## Begin PROVIDED DATA

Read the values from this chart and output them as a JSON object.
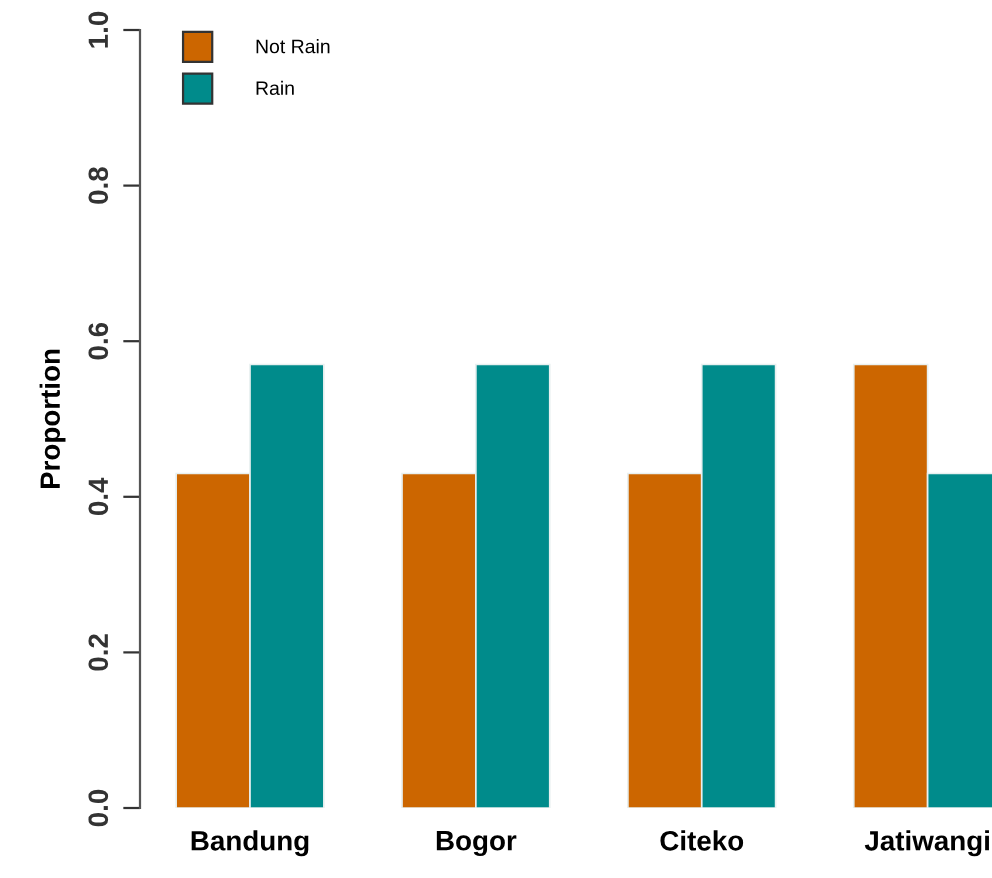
{
  "chart_data": {
    "type": "bar",
    "ylabel": "Proportion",
    "categories": [
      "Bandung",
      "Bogor",
      "Citeko",
      "Jatiwangi"
    ],
    "series": [
      {
        "name": "Not Rain",
        "color": "#cc6600",
        "values": [
          0.43,
          0.43,
          0.43,
          0.57
        ]
      },
      {
        "name": "Rain",
        "color": "#008b8b",
        "values": [
          0.57,
          0.57,
          0.57,
          0.43
        ]
      }
    ],
    "ylim": [
      0,
      1
    ],
    "yticks": [
      {
        "value": 0,
        "label": "0.0"
      },
      0.2,
      0.4,
      0.6,
      0.8,
      {
        "value": 1,
        "label": "1.0"
      }
    ],
    "grid": false,
    "legend": "top left"
  }
}
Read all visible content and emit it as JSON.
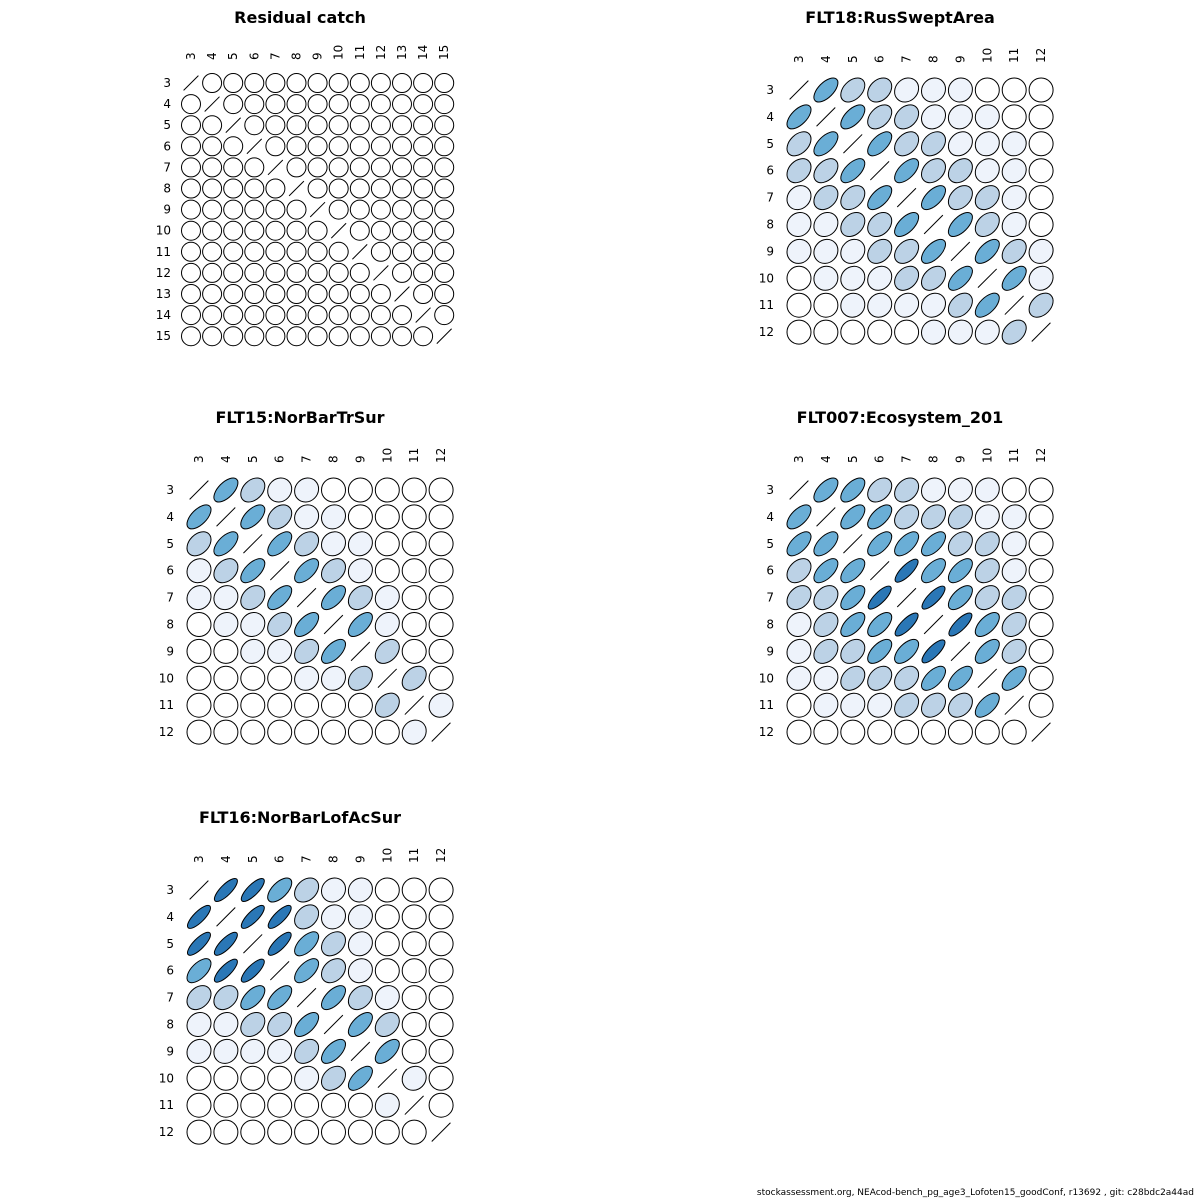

## End PROVIDED DATA

__WORK REQUIRED__: Repeat the listing above exactly, with no pictures.

__THE OUTPUT__:
Read the values from this chart and output them as a JSON object.
{
  "chart_data": {
    "type": "bar",
    "ylabel": "Proportion",
    "categories": [
      "Bandung",
      "Bogor",
      "Citeko",
      "Jatiwangi"
    ],
    "series": [
      {
        "name": "Not Rain",
        "color": "#cc6600",
        "values": [
          0.43,
          0.43,
          0.43,
          0.57
        ]
      },
      {
        "name": "Rain",
        "color": "#008b8b",
        "values": [
          0.57,
          0.57,
          0.57,
          0.43
        ]
      }
    ],
    "ylim": [
      0,
      1
    ],
    "yticks": [
      {
        "value": 0,
        "label": "0.0"
      },
      0.2,
      0.4,
      0.6,
      0.8,
      {
        "value": 1,
        "label": "1.0"
      }
    ],
    "grid": false,
    "legend": "top left"
  }
}
Read all visible content and emit it as JSON.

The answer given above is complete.